- WORKING DATA:
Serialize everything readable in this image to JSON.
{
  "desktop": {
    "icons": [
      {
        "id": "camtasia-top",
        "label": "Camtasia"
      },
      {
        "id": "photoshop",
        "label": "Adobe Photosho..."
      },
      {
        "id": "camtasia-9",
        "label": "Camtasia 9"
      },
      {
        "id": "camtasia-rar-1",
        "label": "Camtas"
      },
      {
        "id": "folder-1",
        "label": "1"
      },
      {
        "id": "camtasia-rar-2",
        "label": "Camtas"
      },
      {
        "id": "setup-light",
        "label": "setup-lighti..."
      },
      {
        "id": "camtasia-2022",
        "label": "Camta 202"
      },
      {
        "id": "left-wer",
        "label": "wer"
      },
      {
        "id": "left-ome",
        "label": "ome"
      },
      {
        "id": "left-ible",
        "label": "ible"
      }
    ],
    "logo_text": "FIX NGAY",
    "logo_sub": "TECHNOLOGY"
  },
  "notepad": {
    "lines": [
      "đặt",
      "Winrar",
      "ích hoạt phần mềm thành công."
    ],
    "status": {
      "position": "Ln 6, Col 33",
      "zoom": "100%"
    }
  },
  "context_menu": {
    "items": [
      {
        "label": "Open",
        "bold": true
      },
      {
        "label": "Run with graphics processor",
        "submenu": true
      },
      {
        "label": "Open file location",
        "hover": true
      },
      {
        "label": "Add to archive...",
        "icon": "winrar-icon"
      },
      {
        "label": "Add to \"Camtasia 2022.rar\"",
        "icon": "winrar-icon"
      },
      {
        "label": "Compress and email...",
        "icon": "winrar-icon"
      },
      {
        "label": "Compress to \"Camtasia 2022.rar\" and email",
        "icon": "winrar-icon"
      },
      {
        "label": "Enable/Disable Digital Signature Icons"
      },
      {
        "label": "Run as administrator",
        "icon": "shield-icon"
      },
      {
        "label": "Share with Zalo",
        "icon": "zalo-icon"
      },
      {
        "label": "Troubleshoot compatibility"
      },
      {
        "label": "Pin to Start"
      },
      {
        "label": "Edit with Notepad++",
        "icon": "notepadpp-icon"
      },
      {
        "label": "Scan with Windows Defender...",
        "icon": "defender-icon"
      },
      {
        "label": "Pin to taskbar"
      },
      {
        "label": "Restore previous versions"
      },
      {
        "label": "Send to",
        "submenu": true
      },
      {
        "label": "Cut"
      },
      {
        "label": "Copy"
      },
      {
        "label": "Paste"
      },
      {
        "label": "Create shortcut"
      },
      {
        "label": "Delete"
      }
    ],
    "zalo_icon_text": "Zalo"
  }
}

- STATED TASK:
Select from the material above each line in which the string "email" appears, and list those lines.

- RESULT OF THE TASK:
        "label": "Compress and email...",
        "label": "Compress to \"Camtasia 2022.rar\" and email",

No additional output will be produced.